SET PROBLEM:
From the listing below, pull each line that includes "this".

** start SOURCE MATERIAL **

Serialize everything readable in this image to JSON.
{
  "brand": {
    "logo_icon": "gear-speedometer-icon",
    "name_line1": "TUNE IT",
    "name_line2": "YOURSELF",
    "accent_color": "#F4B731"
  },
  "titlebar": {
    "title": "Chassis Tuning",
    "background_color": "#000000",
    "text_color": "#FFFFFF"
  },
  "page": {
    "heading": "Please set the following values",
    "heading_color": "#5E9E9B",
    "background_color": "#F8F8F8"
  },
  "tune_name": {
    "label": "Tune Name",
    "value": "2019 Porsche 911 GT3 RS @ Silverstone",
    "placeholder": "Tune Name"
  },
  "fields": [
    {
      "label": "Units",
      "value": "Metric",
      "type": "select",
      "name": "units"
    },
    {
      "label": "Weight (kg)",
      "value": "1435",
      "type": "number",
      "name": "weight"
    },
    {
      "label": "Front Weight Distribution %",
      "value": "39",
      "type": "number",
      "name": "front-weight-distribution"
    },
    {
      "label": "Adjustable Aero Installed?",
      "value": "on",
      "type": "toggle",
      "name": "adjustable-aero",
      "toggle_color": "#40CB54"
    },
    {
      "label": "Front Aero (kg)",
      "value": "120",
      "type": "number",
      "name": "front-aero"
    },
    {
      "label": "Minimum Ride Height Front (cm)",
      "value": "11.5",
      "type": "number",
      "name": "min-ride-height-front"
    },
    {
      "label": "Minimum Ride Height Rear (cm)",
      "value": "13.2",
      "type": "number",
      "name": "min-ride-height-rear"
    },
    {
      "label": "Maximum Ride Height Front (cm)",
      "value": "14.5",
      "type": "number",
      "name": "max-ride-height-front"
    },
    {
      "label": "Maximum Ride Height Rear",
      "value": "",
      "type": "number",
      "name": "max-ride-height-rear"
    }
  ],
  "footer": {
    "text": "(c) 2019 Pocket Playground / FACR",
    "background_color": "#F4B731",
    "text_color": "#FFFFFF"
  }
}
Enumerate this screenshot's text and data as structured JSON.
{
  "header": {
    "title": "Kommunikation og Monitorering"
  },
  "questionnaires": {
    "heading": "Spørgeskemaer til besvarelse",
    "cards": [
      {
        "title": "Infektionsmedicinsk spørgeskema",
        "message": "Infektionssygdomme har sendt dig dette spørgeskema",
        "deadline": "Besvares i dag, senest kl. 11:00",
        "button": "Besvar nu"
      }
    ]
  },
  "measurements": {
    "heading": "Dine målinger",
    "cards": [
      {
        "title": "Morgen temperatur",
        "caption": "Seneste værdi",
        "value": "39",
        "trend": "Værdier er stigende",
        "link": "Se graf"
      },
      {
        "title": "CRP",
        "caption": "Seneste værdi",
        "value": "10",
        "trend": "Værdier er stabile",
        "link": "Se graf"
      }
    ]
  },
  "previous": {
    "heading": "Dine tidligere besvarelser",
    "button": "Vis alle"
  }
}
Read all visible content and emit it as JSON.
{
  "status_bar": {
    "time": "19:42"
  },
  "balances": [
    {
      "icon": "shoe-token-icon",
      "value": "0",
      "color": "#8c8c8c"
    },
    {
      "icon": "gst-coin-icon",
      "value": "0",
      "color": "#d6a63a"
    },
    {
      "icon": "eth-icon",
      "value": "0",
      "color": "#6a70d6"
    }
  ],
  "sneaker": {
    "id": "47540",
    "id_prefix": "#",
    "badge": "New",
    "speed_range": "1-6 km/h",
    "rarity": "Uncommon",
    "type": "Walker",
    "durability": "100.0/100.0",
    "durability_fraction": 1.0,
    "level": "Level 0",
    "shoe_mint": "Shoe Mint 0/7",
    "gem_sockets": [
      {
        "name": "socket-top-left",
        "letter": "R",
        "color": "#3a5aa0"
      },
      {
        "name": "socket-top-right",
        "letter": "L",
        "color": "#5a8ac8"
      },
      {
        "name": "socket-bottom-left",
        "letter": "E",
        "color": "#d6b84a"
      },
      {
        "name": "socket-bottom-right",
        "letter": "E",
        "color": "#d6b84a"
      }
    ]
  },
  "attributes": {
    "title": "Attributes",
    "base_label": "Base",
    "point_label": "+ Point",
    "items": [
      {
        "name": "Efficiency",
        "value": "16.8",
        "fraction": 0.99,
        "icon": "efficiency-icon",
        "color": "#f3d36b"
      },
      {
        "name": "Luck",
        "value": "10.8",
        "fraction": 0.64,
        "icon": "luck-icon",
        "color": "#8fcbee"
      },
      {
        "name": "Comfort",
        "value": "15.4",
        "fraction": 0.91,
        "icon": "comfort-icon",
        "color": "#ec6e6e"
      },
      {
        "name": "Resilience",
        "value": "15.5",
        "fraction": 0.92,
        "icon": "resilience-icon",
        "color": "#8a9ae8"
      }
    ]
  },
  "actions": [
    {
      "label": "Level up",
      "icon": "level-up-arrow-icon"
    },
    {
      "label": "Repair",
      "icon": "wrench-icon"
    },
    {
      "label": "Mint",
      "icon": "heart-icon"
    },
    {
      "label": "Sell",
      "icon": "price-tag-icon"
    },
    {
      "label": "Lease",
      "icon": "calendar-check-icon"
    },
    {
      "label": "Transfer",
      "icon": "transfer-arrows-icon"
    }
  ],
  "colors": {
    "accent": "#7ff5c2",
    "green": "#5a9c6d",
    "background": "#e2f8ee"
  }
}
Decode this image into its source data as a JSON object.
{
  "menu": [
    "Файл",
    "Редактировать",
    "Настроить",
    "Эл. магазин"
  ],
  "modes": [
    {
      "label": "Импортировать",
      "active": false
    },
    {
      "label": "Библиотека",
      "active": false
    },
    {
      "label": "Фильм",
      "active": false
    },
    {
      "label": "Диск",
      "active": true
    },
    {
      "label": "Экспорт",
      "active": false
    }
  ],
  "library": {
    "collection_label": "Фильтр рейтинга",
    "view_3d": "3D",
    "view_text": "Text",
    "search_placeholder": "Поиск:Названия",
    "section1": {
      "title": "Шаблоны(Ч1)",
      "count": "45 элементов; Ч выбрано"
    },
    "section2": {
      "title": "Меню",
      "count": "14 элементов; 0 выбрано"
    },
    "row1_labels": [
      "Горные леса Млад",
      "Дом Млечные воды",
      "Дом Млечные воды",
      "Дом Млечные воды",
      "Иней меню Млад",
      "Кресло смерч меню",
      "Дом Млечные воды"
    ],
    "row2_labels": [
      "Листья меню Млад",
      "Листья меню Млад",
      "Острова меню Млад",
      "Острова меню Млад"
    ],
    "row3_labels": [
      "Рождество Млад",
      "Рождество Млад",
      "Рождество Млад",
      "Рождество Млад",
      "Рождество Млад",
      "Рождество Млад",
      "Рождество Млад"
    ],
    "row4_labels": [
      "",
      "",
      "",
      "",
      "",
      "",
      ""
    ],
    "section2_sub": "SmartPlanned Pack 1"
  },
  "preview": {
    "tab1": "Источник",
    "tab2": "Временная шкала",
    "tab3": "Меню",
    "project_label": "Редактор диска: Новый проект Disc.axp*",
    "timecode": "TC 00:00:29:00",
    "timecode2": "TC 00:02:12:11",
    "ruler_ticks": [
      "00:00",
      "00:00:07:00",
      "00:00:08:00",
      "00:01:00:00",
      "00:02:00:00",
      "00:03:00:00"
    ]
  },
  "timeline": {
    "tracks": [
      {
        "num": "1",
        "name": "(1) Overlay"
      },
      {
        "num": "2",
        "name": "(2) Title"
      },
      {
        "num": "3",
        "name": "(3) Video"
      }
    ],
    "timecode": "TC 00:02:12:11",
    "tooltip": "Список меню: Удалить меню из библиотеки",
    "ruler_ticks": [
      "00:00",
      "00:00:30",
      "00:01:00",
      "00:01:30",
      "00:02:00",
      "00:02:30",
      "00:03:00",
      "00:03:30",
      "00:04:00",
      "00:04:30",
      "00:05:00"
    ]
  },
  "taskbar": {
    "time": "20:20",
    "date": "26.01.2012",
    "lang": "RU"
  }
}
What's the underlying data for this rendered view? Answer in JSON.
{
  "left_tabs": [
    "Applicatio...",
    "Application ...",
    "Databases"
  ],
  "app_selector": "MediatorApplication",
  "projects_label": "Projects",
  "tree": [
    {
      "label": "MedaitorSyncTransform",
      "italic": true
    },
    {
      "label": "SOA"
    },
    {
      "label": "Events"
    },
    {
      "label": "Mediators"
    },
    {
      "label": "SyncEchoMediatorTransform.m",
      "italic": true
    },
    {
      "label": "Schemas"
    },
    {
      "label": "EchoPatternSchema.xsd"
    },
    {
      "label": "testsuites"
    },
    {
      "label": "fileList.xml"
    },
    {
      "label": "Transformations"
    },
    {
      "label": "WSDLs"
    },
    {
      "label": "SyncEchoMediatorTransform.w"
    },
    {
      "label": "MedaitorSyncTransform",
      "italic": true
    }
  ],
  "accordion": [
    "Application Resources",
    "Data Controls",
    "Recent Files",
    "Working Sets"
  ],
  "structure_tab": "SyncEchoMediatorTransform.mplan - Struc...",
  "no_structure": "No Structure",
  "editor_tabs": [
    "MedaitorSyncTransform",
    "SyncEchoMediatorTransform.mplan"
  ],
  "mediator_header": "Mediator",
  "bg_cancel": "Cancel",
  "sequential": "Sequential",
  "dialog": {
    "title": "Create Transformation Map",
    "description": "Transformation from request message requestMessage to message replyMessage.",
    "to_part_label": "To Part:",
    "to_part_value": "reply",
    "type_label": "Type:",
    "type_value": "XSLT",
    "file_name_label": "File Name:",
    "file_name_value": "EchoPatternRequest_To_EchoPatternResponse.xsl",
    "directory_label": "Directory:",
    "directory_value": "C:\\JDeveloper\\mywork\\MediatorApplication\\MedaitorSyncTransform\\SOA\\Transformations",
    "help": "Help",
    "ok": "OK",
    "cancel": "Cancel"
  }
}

** end SOURCE MATERIAL **

TASK OUTPUT:
Serialize everything readable in this image to JSON.
Enumerate this screenshot's text and data as structured JSON.
Decode this image into its source data as a JSON object.
What's the underlying data for this rendered view? Answer in JSON.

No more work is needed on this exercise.